=== Dataset rows ===

▼

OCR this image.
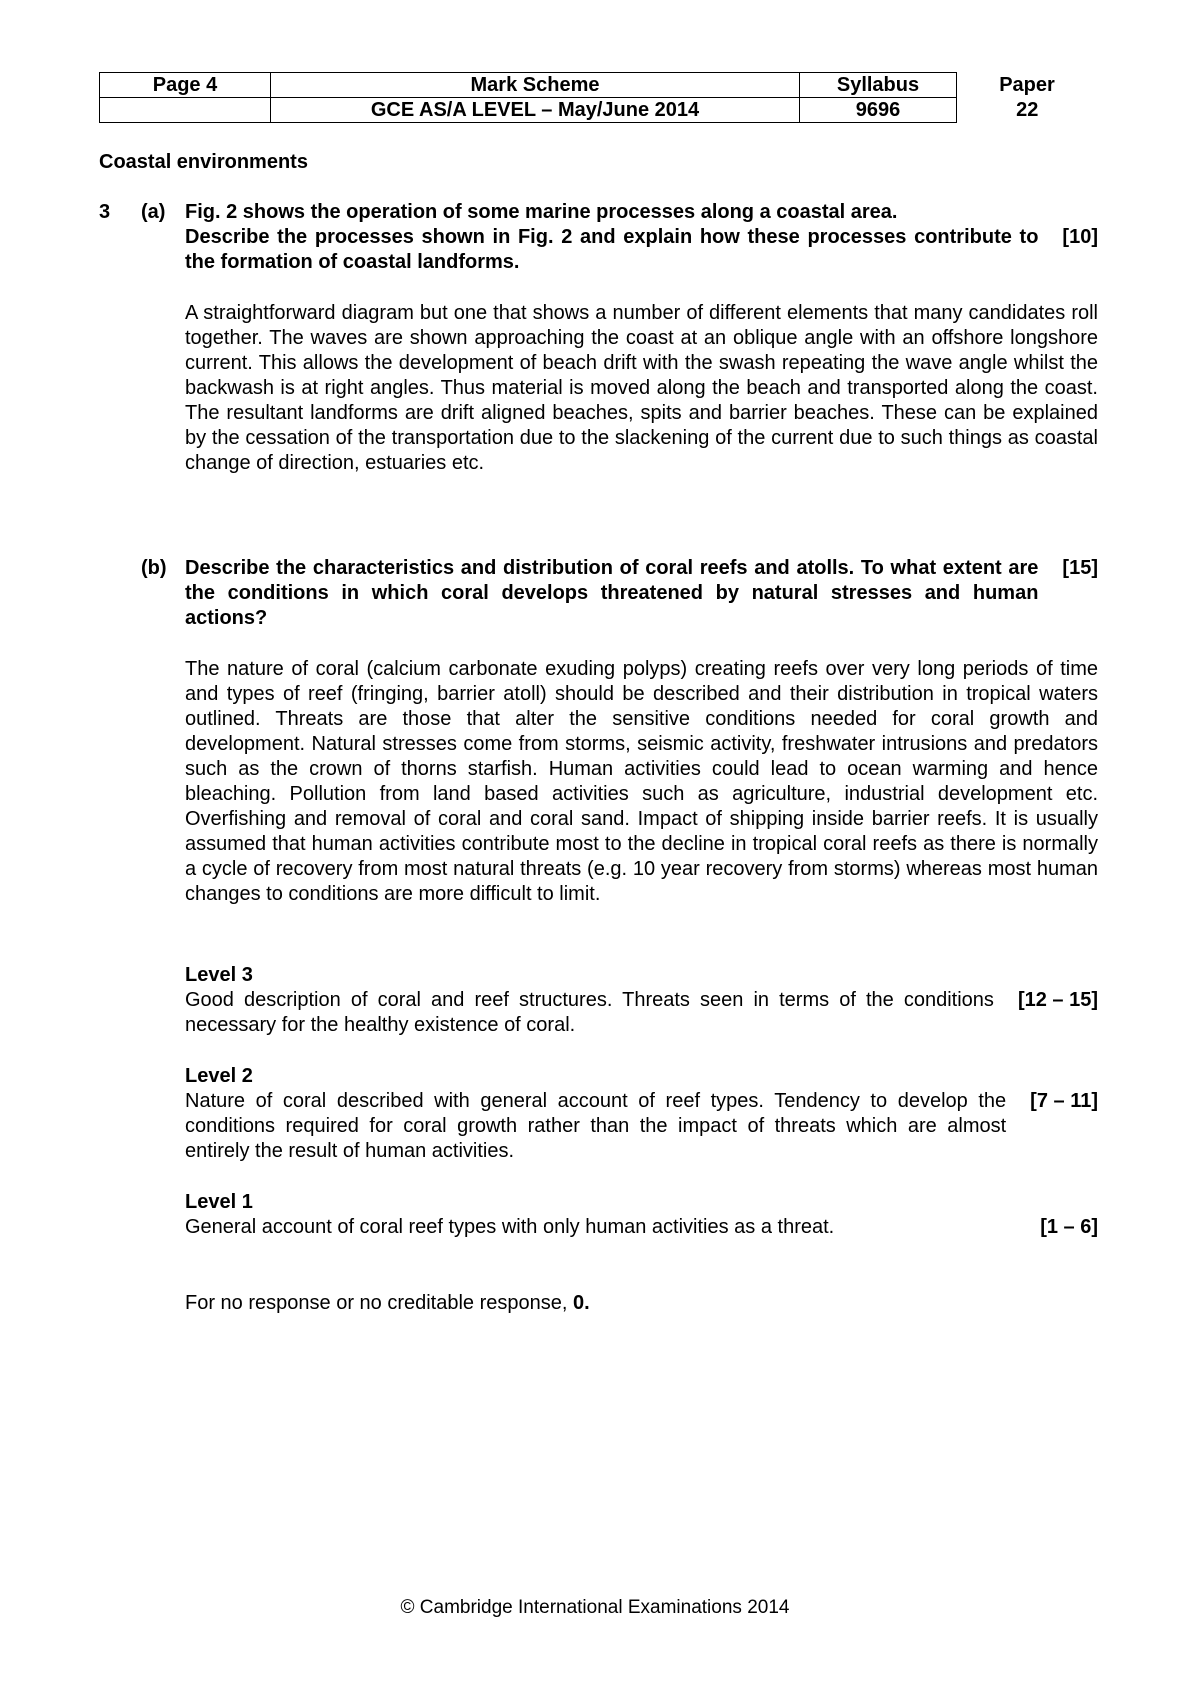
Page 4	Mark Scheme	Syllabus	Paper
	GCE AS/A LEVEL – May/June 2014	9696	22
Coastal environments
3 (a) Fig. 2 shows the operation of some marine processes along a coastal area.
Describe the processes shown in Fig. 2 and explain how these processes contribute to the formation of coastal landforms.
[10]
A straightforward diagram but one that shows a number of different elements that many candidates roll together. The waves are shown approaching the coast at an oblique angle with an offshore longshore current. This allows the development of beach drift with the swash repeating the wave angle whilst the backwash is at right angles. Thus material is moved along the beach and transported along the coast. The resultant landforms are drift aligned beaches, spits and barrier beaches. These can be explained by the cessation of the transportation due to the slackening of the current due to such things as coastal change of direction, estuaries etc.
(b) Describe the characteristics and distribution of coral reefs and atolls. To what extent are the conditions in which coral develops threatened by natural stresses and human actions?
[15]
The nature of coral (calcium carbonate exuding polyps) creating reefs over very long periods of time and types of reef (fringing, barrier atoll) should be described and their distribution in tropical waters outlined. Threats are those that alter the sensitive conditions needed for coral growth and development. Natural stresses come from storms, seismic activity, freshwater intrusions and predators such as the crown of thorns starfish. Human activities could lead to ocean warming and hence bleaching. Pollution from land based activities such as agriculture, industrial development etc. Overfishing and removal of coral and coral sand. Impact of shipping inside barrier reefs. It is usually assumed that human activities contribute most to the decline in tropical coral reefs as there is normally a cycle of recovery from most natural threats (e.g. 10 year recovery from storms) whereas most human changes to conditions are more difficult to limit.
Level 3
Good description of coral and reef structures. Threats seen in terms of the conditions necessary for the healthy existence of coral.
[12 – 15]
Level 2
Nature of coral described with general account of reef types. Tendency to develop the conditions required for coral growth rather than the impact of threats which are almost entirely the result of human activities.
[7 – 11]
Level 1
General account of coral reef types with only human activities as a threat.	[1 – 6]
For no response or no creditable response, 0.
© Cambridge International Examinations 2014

▲

=== Problem details ===
In your copy, repeat each record exactly and include no pictures.

=== Answer to this exercise ===
OCR this image.
Page 4	Mark Scheme	Syllabus	Paper
	GCE AS/A LEVEL – May/June 2014	9696	22
Coastal environments
3 (a) Fig. 2 shows the operation of some marine processes along a coastal area.
Describe the processes shown in Fig. 2 and explain how these processes contribute to the formation of coastal landforms.
[10]
A straightforward diagram but one that shows a number of different elements that many candidates roll together. The waves are shown approaching the coast at an oblique angle with an offshore longshore current. This allows the development of beach drift with the swash repeating the wave angle whilst the backwash is at right angles. Thus material is moved along the beach and transported along the coast. The resultant landforms are drift aligned beaches, spits and barrier beaches. These can be explained by the cessation of the transportation due to the slackening of the current due to such things as coastal change of direction, estuaries etc.
(b) Describe the characteristics and distribution of coral reefs and atolls. To what extent are the conditions in which coral develops threatened by natural stresses and human actions?
[15]
The nature of coral (calcium carbonate exuding polyps) creating reefs over very long periods of time and types of reef (fringing, barrier atoll) should be described and their distribution in tropical waters outlined. Threats are those that alter the sensitive conditions needed for coral growth and development. Natural stresses come from storms, seismic activity, freshwater intrusions and predators such as the crown of thorns starfish. Human activities could lead to ocean warming and hence bleaching. Pollution from land based activities such as agriculture, industrial development etc. Overfishing and removal of coral and coral sand. Impact of shipping inside barrier reefs. It is usually assumed that human activities contribute most to the decline in tropical coral reefs as there is normally a cycle of recovery from most natural threats (e.g. 10 year recovery from storms) whereas most human changes to conditions are more difficult to limit.
Level 3
Good description of coral and reef structures. Threats seen in terms of the conditions necessary for the healthy existence of coral.
[12 – 15]
Level 2
Nature of coral described with general account of reef types. Tendency to develop the conditions required for coral growth rather than the impact of threats which are almost entirely the result of human activities.
[7 – 11]
Level 1
General account of coral reef types with only human activities as a threat.	[1 – 6]
For no response or no creditable response, 0.
© Cambridge International Examinations 2014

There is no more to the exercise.